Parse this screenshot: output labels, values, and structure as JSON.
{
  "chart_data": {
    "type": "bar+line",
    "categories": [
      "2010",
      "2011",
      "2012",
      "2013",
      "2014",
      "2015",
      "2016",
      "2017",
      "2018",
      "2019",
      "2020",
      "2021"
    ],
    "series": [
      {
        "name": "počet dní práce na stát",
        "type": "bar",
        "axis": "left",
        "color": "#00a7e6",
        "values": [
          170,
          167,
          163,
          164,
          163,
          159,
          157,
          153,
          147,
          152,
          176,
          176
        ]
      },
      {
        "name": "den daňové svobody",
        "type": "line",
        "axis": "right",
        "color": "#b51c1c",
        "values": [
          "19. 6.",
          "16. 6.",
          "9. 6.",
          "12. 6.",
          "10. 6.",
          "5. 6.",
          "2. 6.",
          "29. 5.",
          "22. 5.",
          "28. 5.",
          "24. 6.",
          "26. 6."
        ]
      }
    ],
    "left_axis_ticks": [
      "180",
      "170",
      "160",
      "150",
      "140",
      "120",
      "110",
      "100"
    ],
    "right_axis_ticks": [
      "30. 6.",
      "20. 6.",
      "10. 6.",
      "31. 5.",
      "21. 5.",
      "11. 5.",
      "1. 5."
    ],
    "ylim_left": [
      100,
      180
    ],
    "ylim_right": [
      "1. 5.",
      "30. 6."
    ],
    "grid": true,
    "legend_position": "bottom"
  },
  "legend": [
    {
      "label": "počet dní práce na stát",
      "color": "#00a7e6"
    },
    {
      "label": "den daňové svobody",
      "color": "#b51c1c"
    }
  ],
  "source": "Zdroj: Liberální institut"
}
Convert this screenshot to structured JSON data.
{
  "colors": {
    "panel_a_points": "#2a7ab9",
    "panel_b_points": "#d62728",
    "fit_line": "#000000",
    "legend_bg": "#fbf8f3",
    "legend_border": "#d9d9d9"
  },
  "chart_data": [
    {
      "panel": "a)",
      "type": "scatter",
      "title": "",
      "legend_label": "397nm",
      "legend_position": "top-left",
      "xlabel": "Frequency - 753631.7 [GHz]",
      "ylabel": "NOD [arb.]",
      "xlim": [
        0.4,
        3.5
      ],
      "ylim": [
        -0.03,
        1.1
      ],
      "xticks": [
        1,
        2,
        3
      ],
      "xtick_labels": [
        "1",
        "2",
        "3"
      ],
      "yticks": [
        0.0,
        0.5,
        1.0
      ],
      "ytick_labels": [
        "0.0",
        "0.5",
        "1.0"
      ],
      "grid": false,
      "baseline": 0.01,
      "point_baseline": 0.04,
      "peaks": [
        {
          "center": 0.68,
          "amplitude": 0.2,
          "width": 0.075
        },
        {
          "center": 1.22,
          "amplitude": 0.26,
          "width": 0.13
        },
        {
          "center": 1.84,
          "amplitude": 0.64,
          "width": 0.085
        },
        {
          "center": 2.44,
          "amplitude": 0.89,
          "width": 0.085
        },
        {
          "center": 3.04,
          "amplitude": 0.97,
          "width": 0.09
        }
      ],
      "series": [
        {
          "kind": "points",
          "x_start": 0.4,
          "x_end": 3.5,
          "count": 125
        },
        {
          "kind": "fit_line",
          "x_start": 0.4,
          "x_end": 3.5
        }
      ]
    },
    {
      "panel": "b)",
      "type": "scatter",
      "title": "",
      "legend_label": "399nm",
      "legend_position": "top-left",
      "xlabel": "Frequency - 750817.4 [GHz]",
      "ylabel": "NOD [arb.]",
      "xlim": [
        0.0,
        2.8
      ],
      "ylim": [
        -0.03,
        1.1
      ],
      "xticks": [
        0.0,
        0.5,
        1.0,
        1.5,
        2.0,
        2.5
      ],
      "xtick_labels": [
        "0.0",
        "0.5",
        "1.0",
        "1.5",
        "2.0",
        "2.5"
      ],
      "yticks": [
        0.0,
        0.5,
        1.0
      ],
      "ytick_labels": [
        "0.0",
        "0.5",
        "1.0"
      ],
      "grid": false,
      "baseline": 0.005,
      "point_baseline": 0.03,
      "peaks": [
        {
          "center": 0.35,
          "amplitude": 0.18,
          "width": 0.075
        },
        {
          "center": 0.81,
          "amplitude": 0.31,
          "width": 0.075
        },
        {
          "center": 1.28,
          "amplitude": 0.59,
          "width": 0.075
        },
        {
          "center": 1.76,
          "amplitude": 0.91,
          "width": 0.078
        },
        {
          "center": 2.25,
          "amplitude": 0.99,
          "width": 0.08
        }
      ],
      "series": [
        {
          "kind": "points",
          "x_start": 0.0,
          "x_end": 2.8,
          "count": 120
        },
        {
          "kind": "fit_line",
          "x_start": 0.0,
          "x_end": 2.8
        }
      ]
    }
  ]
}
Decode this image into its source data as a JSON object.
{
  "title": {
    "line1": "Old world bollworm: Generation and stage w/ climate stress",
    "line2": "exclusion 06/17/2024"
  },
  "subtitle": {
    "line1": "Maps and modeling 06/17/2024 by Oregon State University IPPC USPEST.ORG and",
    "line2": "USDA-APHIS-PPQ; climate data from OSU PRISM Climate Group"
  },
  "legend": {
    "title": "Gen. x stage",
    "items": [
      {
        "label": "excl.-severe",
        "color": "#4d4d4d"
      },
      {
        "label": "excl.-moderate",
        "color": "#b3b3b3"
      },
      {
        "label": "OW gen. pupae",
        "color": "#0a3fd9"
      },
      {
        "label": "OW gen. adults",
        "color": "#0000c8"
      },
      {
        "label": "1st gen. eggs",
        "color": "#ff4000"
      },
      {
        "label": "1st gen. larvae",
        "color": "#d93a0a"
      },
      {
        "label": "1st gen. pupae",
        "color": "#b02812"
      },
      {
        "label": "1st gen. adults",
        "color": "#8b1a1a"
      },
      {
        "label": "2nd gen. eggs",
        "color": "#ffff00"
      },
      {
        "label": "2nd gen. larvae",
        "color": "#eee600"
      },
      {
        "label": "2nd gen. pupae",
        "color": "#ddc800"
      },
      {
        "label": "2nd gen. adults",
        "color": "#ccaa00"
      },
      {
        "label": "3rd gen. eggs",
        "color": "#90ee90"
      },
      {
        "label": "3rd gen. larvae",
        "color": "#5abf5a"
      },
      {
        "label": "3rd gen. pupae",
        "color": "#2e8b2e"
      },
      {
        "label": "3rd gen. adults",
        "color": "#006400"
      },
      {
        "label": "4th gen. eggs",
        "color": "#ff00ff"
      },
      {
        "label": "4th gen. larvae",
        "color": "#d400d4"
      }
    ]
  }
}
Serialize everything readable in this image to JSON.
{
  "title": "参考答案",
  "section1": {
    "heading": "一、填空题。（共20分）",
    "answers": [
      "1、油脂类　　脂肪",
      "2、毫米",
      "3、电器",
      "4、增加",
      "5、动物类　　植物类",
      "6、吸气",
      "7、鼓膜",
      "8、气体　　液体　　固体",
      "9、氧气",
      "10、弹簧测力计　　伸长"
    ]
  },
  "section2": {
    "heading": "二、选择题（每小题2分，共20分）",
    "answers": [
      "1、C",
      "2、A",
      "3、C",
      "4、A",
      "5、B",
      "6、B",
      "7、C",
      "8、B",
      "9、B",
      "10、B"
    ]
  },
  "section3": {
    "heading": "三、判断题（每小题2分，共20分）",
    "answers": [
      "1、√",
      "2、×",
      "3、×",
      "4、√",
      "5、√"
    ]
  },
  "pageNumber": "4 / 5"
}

———

Exactly as they are written, print the entries again.

_ANSWER FOR THIS EXERCISE:_
Parse this screenshot: output labels, values, and structure as JSON.
{
  "chart_data": {
    "type": "bar+line",
    "categories": [
      "2010",
      "2011",
      "2012",
      "2013",
      "2014",
      "2015",
      "2016",
      "2017",
      "2018",
      "2019",
      "2020",
      "2021"
    ],
    "series": [
      {
        "name": "počet dní práce na stát",
        "type": "bar",
        "axis": "left",
        "color": "#00a7e6",
        "values": [
          170,
          167,
          163,
          164,
          163,
          159,
          157,
          153,
          147,
          152,
          176,
          176
        ]
      },
      {
        "name": "den daňové svobody",
        "type": "line",
        "axis": "right",
        "color": "#b51c1c",
        "values": [
          "19. 6.",
          "16. 6.",
          "9. 6.",
          "12. 6.",
          "10. 6.",
          "5. 6.",
          "2. 6.",
          "29. 5.",
          "22. 5.",
          "28. 5.",
          "24. 6.",
          "26. 6."
        ]
      }
    ],
    "left_axis_ticks": [
      "180",
      "170",
      "160",
      "150",
      "140",
      "120",
      "110",
      "100"
    ],
    "right_axis_ticks": [
      "30. 6.",
      "20. 6.",
      "10. 6.",
      "31. 5.",
      "21. 5.",
      "11. 5.",
      "1. 5."
    ],
    "ylim_left": [
      100,
      180
    ],
    "ylim_right": [
      "1. 5.",
      "30. 6."
    ],
    "grid": true,
    "legend_position": "bottom"
  },
  "legend": [
    {
      "label": "počet dní práce na stát",
      "color": "#00a7e6"
    },
    {
      "label": "den daňové svobody",
      "color": "#b51c1c"
    }
  ],
  "source": "Zdroj: Liberální institut"
}
Convert this screenshot to structured JSON data.
{
  "colors": {
    "panel_a_points": "#2a7ab9",
    "panel_b_points": "#d62728",
    "fit_line": "#000000",
    "legend_bg": "#fbf8f3",
    "legend_border": "#d9d9d9"
  },
  "chart_data": [
    {
      "panel": "a)",
      "type": "scatter",
      "title": "",
      "legend_label": "397nm",
      "legend_position": "top-left",
      "xlabel": "Frequency - 753631.7 [GHz]",
      "ylabel": "NOD [arb.]",
      "xlim": [
        0.4,
        3.5
      ],
      "ylim": [
        -0.03,
        1.1
      ],
      "xticks": [
        1,
        2,
        3
      ],
      "xtick_labels": [
        "1",
        "2",
        "3"
      ],
      "yticks": [
        0.0,
        0.5,
        1.0
      ],
      "ytick_labels": [
        "0.0",
        "0.5",
        "1.0"
      ],
      "grid": false,
      "baseline": 0.01,
      "point_baseline": 0.04,
      "peaks": [
        {
          "center": 0.68,
          "amplitude": 0.2,
          "width": 0.075
        },
        {
          "center": 1.22,
          "amplitude": 0.26,
          "width": 0.13
        },
        {
          "center": 1.84,
          "amplitude": 0.64,
          "width": 0.085
        },
        {
          "center": 2.44,
          "amplitude": 0.89,
          "width": 0.085
        },
        {
          "center": 3.04,
          "amplitude": 0.97,
          "width": 0.09
        }
      ],
      "series": [
        {
          "kind": "points",
          "x_start": 0.4,
          "x_end": 3.5,
          "count": 125
        },
        {
          "kind": "fit_line",
          "x_start": 0.4,
          "x_end": 3.5
        }
      ]
    },
    {
      "panel": "b)",
      "type": "scatter",
      "title": "",
      "legend_label": "399nm",
      "legend_position": "top-left",
      "xlabel": "Frequency - 750817.4 [GHz]",
      "ylabel": "NOD [arb.]",
      "xlim": [
        0.0,
        2.8
      ],
      "ylim": [
        -0.03,
        1.1
      ],
      "xticks": [
        0.0,
        0.5,
        1.0,
        1.5,
        2.0,
        2.5
      ],
      "xtick_labels": [
        "0.0",
        "0.5",
        "1.0",
        "1.5",
        "2.0",
        "2.5"
      ],
      "yticks": [
        0.0,
        0.5,
        1.0
      ],
      "ytick_labels": [
        "0.0",
        "0.5",
        "1.0"
      ],
      "grid": false,
      "baseline": 0.005,
      "point_baseline": 0.03,
      "peaks": [
        {
          "center": 0.35,
          "amplitude": 0.18,
          "width": 0.075
        },
        {
          "center": 0.81,
          "amplitude": 0.31,
          "width": 0.075
        },
        {
          "center": 1.28,
          "amplitude": 0.59,
          "width": 0.075
        },
        {
          "center": 1.76,
          "amplitude": 0.91,
          "width": 0.078
        },
        {
          "center": 2.25,
          "amplitude": 0.99,
          "width": 0.08
        }
      ],
      "series": [
        {
          "kind": "points",
          "x_start": 0.0,
          "x_end": 2.8,
          "count": 120
        },
        {
          "kind": "fit_line",
          "x_start": 0.0,
          "x_end": 2.8
        }
      ]
    }
  ]
}
Decode this image into its source data as a JSON object.
{
  "title": {
    "line1": "Old world bollworm: Generation and stage w/ climate stress",
    "line2": "exclusion 06/17/2024"
  },
  "subtitle": {
    "line1": "Maps and modeling 06/17/2024 by Oregon State University IPPC USPEST.ORG and",
    "line2": "USDA-APHIS-PPQ; climate data from OSU PRISM Climate Group"
  },
  "legend": {
    "title": "Gen. x stage",
    "items": [
      {
        "label": "excl.-severe",
        "color": "#4d4d4d"
      },
      {
        "label": "excl.-moderate",
        "color": "#b3b3b3"
      },
      {
        "label": "OW gen. pupae",
        "color": "#0a3fd9"
      },
      {
        "label": "OW gen. adults",
        "color": "#0000c8"
      },
      {
        "label": "1st gen. eggs",
        "color": "#ff4000"
      },
      {
        "label": "1st gen. larvae",
        "color": "#d93a0a"
      },
      {
        "label": "1st gen. pupae",
        "color": "#b02812"
      },
      {
        "label": "1st gen. adults",
        "color": "#8b1a1a"
      },
      {
        "label": "2nd gen. eggs",
        "color": "#ffff00"
      },
      {
        "label": "2nd gen. larvae",
        "color": "#eee600"
      },
      {
        "label": "2nd gen. pupae",
        "color": "#ddc800"
      },
      {
        "label": "2nd gen. adults",
        "color": "#ccaa00"
      },
      {
        "label": "3rd gen. eggs",
        "color": "#90ee90"
      },
      {
        "label": "3rd gen. larvae",
        "color": "#5abf5a"
      },
      {
        "label": "3rd gen. pupae",
        "color": "#2e8b2e"
      },
      {
        "label": "3rd gen. adults",
        "color": "#006400"
      },
      {
        "label": "4th gen. eggs",
        "color": "#ff00ff"
      },
      {
        "label": "4th gen. larvae",
        "color": "#d400d4"
      }
    ]
  }
}
Serialize everything readable in this image to JSON.
{
  "title": "参考答案",
  "section1": {
    "heading": "一、填空题。（共20分）",
    "answers": [
      "1、油脂类　　脂肪",
      "2、毫米",
      "3、电器",
      "4、增加",
      "5、动物类　　植物类",
      "6、吸气",
      "7、鼓膜",
      "8、气体　　液体　　固体",
      "9、氧气",
      "10、弹簧测力计　　伸长"
    ]
  },
  "section2": {
    "heading": "二、选择题（每小题2分，共20分）",
    "answers": [
      "1、C",
      "2、A",
      "3、C",
      "4、A",
      "5、B",
      "6、B",
      "7、C",
      "8、B",
      "9、B",
      "10、B"
    ]
  },
  "section3": {
    "heading": "三、判断题（每小题2分，共20分）",
    "answers": [
      "1、√",
      "2、×",
      "3、×",
      "4、√",
      "5、√"
    ]
  },
  "pageNumber": "4 / 5"
}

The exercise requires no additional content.